### Extracted data entries

▼

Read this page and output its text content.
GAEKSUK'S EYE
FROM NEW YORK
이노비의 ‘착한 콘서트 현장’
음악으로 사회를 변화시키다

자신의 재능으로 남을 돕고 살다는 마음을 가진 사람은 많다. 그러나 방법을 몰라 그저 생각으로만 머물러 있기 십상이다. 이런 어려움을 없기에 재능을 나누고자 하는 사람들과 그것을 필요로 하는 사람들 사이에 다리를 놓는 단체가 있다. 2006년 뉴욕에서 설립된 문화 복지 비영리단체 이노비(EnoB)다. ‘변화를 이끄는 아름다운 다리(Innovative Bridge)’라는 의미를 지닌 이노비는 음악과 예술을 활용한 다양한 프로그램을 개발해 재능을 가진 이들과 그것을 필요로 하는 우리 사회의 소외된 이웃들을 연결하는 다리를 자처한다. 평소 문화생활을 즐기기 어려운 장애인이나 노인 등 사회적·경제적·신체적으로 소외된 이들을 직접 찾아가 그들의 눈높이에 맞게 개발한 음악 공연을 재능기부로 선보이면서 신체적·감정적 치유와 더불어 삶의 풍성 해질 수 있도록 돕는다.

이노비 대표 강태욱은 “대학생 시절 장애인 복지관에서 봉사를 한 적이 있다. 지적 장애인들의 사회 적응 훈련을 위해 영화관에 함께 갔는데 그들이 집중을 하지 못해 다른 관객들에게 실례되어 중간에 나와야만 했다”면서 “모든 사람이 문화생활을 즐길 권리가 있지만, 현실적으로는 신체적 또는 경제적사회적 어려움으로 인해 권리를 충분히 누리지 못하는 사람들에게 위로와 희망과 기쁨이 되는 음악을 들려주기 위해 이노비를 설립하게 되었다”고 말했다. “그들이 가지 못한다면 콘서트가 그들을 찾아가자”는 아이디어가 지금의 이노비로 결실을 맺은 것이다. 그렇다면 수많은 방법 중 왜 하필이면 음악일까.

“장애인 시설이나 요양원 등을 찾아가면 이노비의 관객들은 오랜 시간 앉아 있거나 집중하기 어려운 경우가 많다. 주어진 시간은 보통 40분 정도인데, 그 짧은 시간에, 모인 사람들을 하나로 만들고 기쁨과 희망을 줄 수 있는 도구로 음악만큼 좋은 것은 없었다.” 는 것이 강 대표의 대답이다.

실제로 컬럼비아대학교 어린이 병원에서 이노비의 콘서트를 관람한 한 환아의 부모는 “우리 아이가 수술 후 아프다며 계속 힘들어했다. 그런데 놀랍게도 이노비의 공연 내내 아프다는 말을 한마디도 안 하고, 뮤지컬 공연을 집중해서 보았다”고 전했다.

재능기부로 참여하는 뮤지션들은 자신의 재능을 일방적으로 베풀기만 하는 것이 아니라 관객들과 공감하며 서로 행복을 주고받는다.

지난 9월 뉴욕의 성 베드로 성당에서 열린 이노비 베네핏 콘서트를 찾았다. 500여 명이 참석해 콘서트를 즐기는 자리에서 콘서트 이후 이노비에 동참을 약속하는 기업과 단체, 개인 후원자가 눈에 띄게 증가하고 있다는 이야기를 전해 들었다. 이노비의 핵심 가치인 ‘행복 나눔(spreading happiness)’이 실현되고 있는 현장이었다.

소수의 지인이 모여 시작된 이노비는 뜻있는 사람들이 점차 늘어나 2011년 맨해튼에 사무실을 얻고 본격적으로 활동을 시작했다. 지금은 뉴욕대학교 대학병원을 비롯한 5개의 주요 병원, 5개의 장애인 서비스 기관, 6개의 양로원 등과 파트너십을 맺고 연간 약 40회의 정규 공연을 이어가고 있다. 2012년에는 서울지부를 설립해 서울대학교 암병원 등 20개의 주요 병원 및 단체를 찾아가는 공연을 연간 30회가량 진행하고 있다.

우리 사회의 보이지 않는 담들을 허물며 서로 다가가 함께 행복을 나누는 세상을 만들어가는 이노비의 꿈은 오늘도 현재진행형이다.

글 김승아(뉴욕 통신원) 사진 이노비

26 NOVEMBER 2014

▲

### REQUEST
Print out every entry, keeping each one exact.

### WRITTEN ANSWER
Read this page and output its text content.
GAEKSUK'S EYE
FROM NEW YORK
이노비의 ‘착한 콘서트 현장’
음악으로 사회를 변화시키다

자신의 재능으로 남을 돕고 살다는 마음을 가진 사람은 많다. 그러나 방법을 몰라 그저 생각으로만 머물러 있기 십상이다. 이런 어려움을 없기에 재능을 나누고자 하는 사람들과 그것을 필요로 하는 사람들 사이에 다리를 놓는 단체가 있다. 2006년 뉴욕에서 설립된 문화 복지 비영리단체 이노비(EnoB)다. ‘변화를 이끄는 아름다운 다리(Innovative Bridge)’라는 의미를 지닌 이노비는 음악과 예술을 활용한 다양한 프로그램을 개발해 재능을 가진 이들과 그것을 필요로 하는 우리 사회의 소외된 이웃들을 연결하는 다리를 자처한다. 평소 문화생활을 즐기기 어려운 장애인이나 노인 등 사회적·경제적·신체적으로 소외된 이들을 직접 찾아가 그들의 눈높이에 맞게 개발한 음악 공연을 재능기부로 선보이면서 신체적·감정적 치유와 더불어 삶의 풍성 해질 수 있도록 돕는다.

이노비 대표 강태욱은 “대학생 시절 장애인 복지관에서 봉사를 한 적이 있다. 지적 장애인들의 사회 적응 훈련을 위해 영화관에 함께 갔는데 그들이 집중을 하지 못해 다른 관객들에게 실례되어 중간에 나와야만 했다”면서 “모든 사람이 문화생활을 즐길 권리가 있지만, 현실적으로는 신체적 또는 경제적사회적 어려움으로 인해 권리를 충분히 누리지 못하는 사람들에게 위로와 희망과 기쁨이 되는 음악을 들려주기 위해 이노비를 설립하게 되었다”고 말했다. “그들이 가지 못한다면 콘서트가 그들을 찾아가자”는 아이디어가 지금의 이노비로 결실을 맺은 것이다. 그렇다면 수많은 방법 중 왜 하필이면 음악일까.

“장애인 시설이나 요양원 등을 찾아가면 이노비의 관객들은 오랜 시간 앉아 있거나 집중하기 어려운 경우가 많다. 주어진 시간은 보통 40분 정도인데, 그 짧은 시간에, 모인 사람들을 하나로 만들고 기쁨과 희망을 줄 수 있는 도구로 음악만큼 좋은 것은 없었다.” 는 것이 강 대표의 대답이다.

실제로 컬럼비아대학교 어린이 병원에서 이노비의 콘서트를 관람한 한 환아의 부모는 “우리 아이가 수술 후 아프다며 계속 힘들어했다. 그런데 놀랍게도 이노비의 공연 내내 아프다는 말을 한마디도 안 하고, 뮤지컬 공연을 집중해서 보았다”고 전했다.

재능기부로 참여하는 뮤지션들은 자신의 재능을 일방적으로 베풀기만 하는 것이 아니라 관객들과 공감하며 서로 행복을 주고받는다.

지난 9월 뉴욕의 성 베드로 성당에서 열린 이노비 베네핏 콘서트를 찾았다. 500여 명이 참석해 콘서트를 즐기는 자리에서 콘서트 이후 이노비에 동참을 약속하는 기업과 단체, 개인 후원자가 눈에 띄게 증가하고 있다는 이야기를 전해 들었다. 이노비의 핵심 가치인 ‘행복 나눔(spreading happiness)’이 실현되고 있는 현장이었다.

소수의 지인이 모여 시작된 이노비는 뜻있는 사람들이 점차 늘어나 2011년 맨해튼에 사무실을 얻고 본격적으로 활동을 시작했다. 지금은 뉴욕대학교 대학병원을 비롯한 5개의 주요 병원, 5개의 장애인 서비스 기관, 6개의 양로원 등과 파트너십을 맺고 연간 약 40회의 정규 공연을 이어가고 있다. 2012년에는 서울지부를 설립해 서울대학교 암병원 등 20개의 주요 병원 및 단체를 찾아가는 공연을 연간 30회가량 진행하고 있다.

우리 사회의 보이지 않는 담들을 허물며 서로 다가가 함께 행복을 나누는 세상을 만들어가는 이노비의 꿈은 오늘도 현재진행형이다.

글 김승아(뉴욕 통신원) 사진 이노비

26 NOVEMBER 2014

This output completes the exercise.